** start of Listed records **

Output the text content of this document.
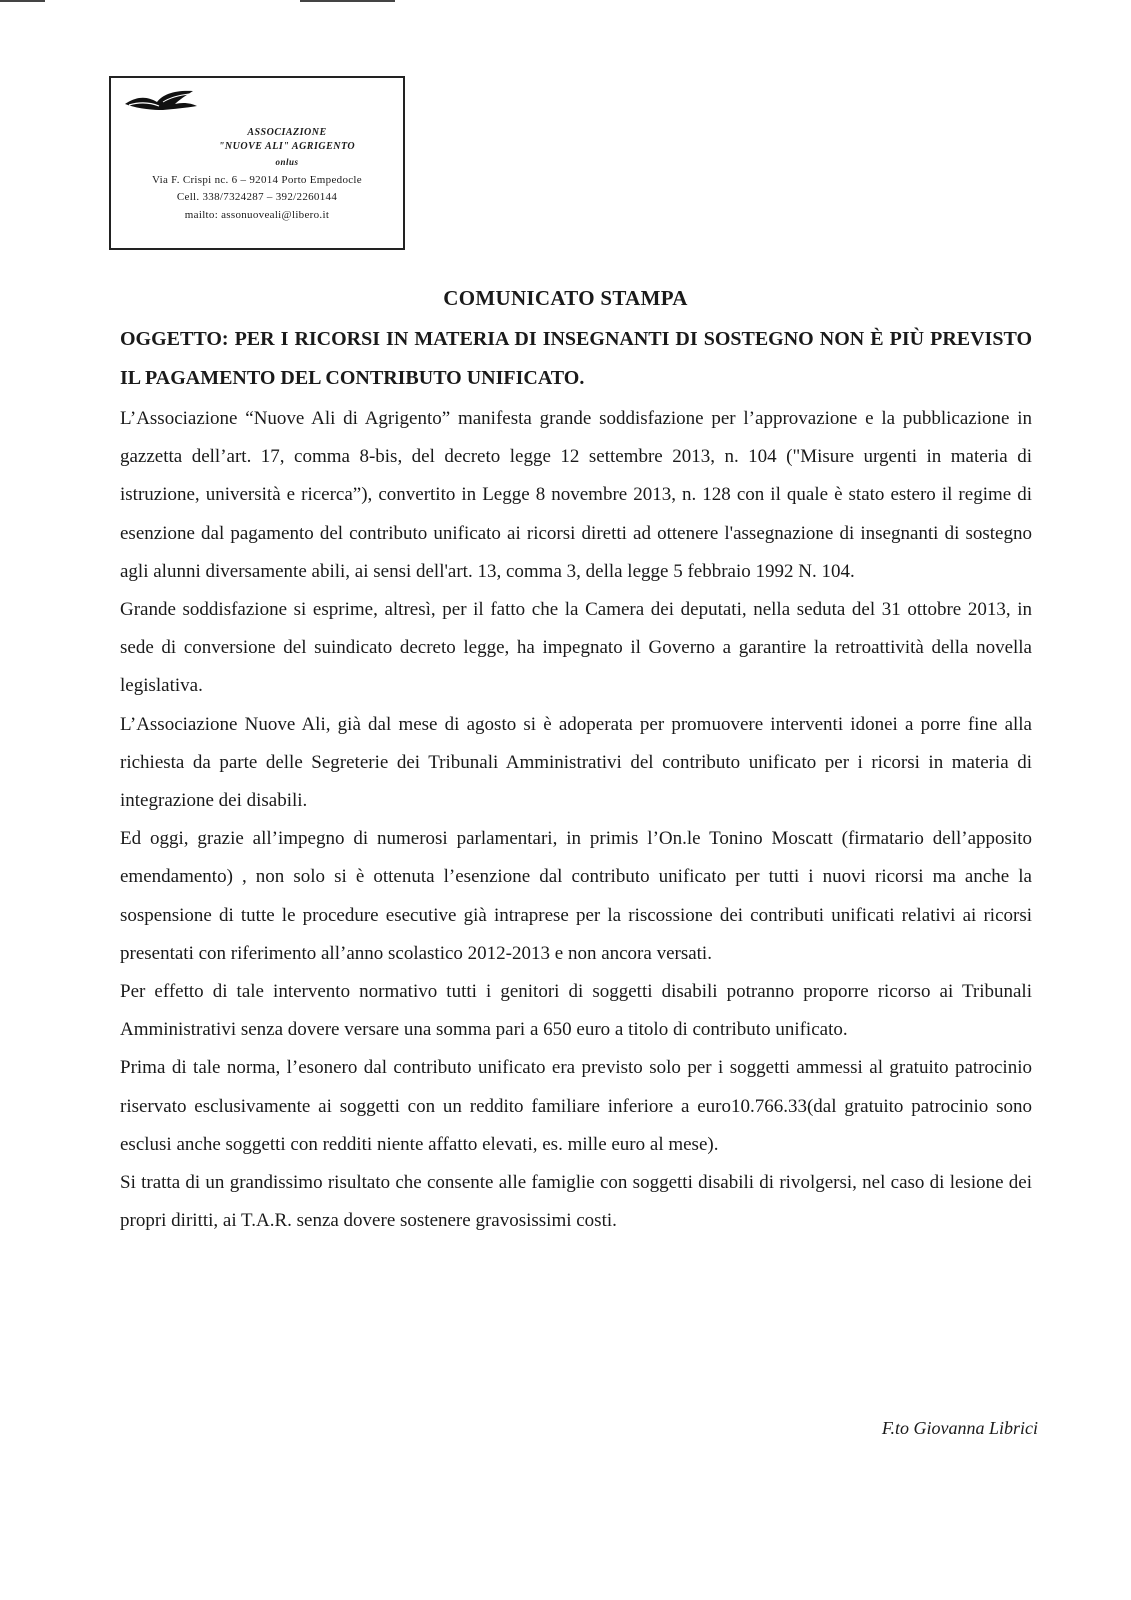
ASSOCIAZIONE
"NUOVE ALI" AGRIGENTO
onlus
Via F. Crispi nc. 6 – 92014 Porto Empedocle
Cell. 338/7324287 – 392/2260144
mailto: assonuoveali@libero.it
COMUNICATO STAMPA
OGGETTO: PER I RICORSI IN MATERIA DI INSEGNANTI DI SOSTEGNO NON È PIÙ PREVISTO IL PAGAMENTO DEL CONTRIBUTO UNIFICATO.

L’Associazione “Nuove Ali di Agrigento” manifesta grande soddisfazione per l’approvazione e la pubblicazione in gazzetta dell’art. 17, comma 8-bis, del decreto legge 12 settembre 2013, n. 104 ("Misure urgenti in materia di istruzione, università e ricerca”), convertito in Legge 8 novembre 2013, n. 128 con il quale è stato estero il regime di esenzione dal pagamento del contributo unificato ai ricorsi diretti ad ottenere l'assegnazione di insegnanti di sostegno agli alunni diversamente abili, ai sensi dell'art. 13, comma 3, della legge 5 febbraio 1992 N. 104.

Grande soddisfazione si esprime, altresì, per il fatto che la Camera dei deputati, nella seduta del 31 ottobre 2013, in sede di conversione del suindicato decreto legge, ha impegnato il Governo a garantire la retroattività della novella legislativa.

L’Associazione Nuove Ali, già dal mese di agosto si è adoperata per promuovere interventi idonei a porre fine alla richiesta da parte delle Segreterie dei Tribunali Amministrativi del contributo unificato per i ricorsi in materia di integrazione dei disabili.

Ed oggi, grazie all’impegno di numerosi parlamentari, in primis l’On.le Tonino Moscatt (firmatario dell’apposito emendamento) , non solo si è ottenuta l’esenzione dal contributo unificato per tutti i nuovi ricorsi ma anche la sospensione di tutte le procedure esecutive già intraprese per la riscossione dei contributi unificati relativi ai ricorsi presentati con riferimento all’anno scolastico 2012-2013 e non ancora versati.

Per effetto di tale intervento normativo tutti i genitori di soggetti disabili potranno proporre ricorso ai Tribunali Amministrativi senza dovere versare una somma pari a 650 euro a titolo di contributo unificato.

Prima di tale norma, l’esonero dal contributo unificato era previsto solo per i soggetti ammessi al gratuito patrocinio riservato esclusivamente ai soggetti con un reddito familiare inferiore a euro10.766.33(dal gratuito patrocinio sono esclusi anche soggetti con redditi niente affatto elevati, es. mille euro al mese).

Si tratta di un grandissimo risultato che consente alle famiglie con soggetti disabili di rivolgersi, nel caso di lesione dei propri diritti, ai T.A.R. senza dovere sostenere gravosissimi costi.

F.to Giovanna Librici
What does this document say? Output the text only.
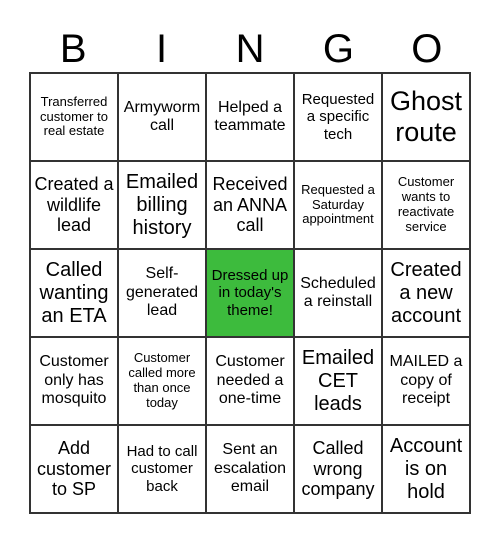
B	I	N	G	O
Transferred customer to real estate
Armyworm call
Helped a teammate
Requested a specific tech
Ghost route
Created a wildlife lead
Emailed billing history
Received an ANNA call
Requested a Saturday appointment
Customer wants to reactivate service
Called wanting an ETA
Self-generated lead
Dressed up in today's theme!
Scheduled a reinstall
Created a new account
Customer only has mosquito
Customer called more than once today
Customer needed a one-time
Emailed CET leads
MAILED a copy of receipt
Add customer to SP
Had to call customer back
Sent an escalation email
Called wrong company
Account is on hold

** end of Listed records **

◆ Set exercise: Read through the data and copy every line where "soggetti" shows up.

◆ Answer for this exercise:
Per effetto di tale intervento normativo tutti i genitori di soggetti disabili potranno proporre ricorso ai Tribunali Amministrativi senza dovere versare una somma pari a 650 euro a titolo di contributo unificato.
Prima di tale norma, l’esonero dal contributo unificato era previsto solo per i soggetti ammessi al gratuito patrocinio riservato esclusivamente ai soggetti con un reddito familiare inferiore a euro10.766.33(dal gratuito patrocinio sono esclusi anche soggetti con redditi niente affatto elevati, es. mille euro al mese).
Si tratta di un grandissimo risultato che consente alle famiglie con soggetti disabili di rivolgersi, nel caso di lesione dei propri diritti, ai T.A.R. senza dovere sostenere gravosissimi costi.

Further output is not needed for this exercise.